== Required work ==
Filter the records for lines holding the string "steel".

[Records]
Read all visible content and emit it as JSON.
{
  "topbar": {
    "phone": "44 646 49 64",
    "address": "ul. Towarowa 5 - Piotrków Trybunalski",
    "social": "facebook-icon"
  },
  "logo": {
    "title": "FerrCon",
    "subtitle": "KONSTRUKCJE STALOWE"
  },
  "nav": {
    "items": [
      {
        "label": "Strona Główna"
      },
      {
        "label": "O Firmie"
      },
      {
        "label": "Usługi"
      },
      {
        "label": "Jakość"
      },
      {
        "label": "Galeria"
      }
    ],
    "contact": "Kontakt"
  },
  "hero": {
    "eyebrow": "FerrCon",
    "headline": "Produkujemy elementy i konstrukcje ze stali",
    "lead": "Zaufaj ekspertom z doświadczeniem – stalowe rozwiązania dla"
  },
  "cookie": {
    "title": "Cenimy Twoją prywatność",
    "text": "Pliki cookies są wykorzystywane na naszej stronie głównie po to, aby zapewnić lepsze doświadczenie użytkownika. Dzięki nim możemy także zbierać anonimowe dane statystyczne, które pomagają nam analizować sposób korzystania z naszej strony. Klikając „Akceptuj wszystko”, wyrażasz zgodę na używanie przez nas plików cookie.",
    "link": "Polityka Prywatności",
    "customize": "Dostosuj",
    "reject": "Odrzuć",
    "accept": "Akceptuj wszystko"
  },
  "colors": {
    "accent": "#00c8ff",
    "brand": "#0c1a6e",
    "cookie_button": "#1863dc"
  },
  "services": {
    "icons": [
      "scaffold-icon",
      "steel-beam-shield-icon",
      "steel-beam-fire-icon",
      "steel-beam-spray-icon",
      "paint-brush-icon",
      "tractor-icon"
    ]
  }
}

== Written answer ==
      "steel-beam-shield-icon",
      "steel-beam-fire-icon",
      "steel-beam-spray-icon",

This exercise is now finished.